[Entries from a dataset]
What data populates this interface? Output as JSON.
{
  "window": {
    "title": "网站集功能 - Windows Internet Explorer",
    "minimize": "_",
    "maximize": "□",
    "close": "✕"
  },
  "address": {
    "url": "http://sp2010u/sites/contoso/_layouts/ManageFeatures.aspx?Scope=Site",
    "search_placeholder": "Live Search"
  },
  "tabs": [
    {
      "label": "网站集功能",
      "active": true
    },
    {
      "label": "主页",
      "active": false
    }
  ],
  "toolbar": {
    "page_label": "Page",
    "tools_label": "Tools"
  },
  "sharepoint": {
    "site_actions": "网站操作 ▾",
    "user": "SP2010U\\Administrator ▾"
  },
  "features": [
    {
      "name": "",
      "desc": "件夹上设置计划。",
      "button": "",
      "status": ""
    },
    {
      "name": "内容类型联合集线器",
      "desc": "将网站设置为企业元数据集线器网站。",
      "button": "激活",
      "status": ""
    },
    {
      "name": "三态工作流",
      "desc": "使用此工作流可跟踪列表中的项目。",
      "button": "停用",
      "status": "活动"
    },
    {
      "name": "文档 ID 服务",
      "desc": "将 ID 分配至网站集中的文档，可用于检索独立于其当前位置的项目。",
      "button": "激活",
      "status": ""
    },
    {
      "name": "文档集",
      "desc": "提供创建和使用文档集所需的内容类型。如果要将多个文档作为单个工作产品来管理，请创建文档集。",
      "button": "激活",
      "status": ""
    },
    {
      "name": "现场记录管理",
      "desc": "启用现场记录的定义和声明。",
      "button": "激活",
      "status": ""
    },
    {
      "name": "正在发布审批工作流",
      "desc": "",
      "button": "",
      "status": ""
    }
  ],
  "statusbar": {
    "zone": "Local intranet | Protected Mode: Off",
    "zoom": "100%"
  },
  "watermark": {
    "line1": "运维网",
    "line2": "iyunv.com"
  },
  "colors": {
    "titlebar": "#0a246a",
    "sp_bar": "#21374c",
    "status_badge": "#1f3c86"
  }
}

#### STATED EXERCISE:
Every record above needs to be repeated word for word.

#### SOLUTION FOR THIS TASK:
What data populates this interface? Output as JSON.
{
  "window": {
    "title": "网站集功能 - Windows Internet Explorer",
    "minimize": "_",
    "maximize": "□",
    "close": "✕"
  },
  "address": {
    "url": "http://sp2010u/sites/contoso/_layouts/ManageFeatures.aspx?Scope=Site",
    "search_placeholder": "Live Search"
  },
  "tabs": [
    {
      "label": "网站集功能",
      "active": true
    },
    {
      "label": "主页",
      "active": false
    }
  ],
  "toolbar": {
    "page_label": "Page",
    "tools_label": "Tools"
  },
  "sharepoint": {
    "site_actions": "网站操作 ▾",
    "user": "SP2010U\\Administrator ▾"
  },
  "features": [
    {
      "name": "",
      "desc": "件夹上设置计划。",
      "button": "",
      "status": ""
    },
    {
      "name": "内容类型联合集线器",
      "desc": "将网站设置为企业元数据集线器网站。",
      "button": "激活",
      "status": ""
    },
    {
      "name": "三态工作流",
      "desc": "使用此工作流可跟踪列表中的项目。",
      "button": "停用",
      "status": "活动"
    },
    {
      "name": "文档 ID 服务",
      "desc": "将 ID 分配至网站集中的文档，可用于检索独立于其当前位置的项目。",
      "button": "激活",
      "status": ""
    },
    {
      "name": "文档集",
      "desc": "提供创建和使用文档集所需的内容类型。如果要将多个文档作为单个工作产品来管理，请创建文档集。",
      "button": "激活",
      "status": ""
    },
    {
      "name": "现场记录管理",
      "desc": "启用现场记录的定义和声明。",
      "button": "激活",
      "status": ""
    },
    {
      "name": "正在发布审批工作流",
      "desc": "",
      "button": "",
      "status": ""
    }
  ],
  "statusbar": {
    "zone": "Local intranet | Protected Mode: Off",
    "zoom": "100%"
  },
  "watermark": {
    "line1": "运维网",
    "line2": "iyunv.com"
  },
  "colors": {
    "titlebar": "#0a246a",
    "sp_bar": "#21374c",
    "status_badge": "#1f3c86"
  }
}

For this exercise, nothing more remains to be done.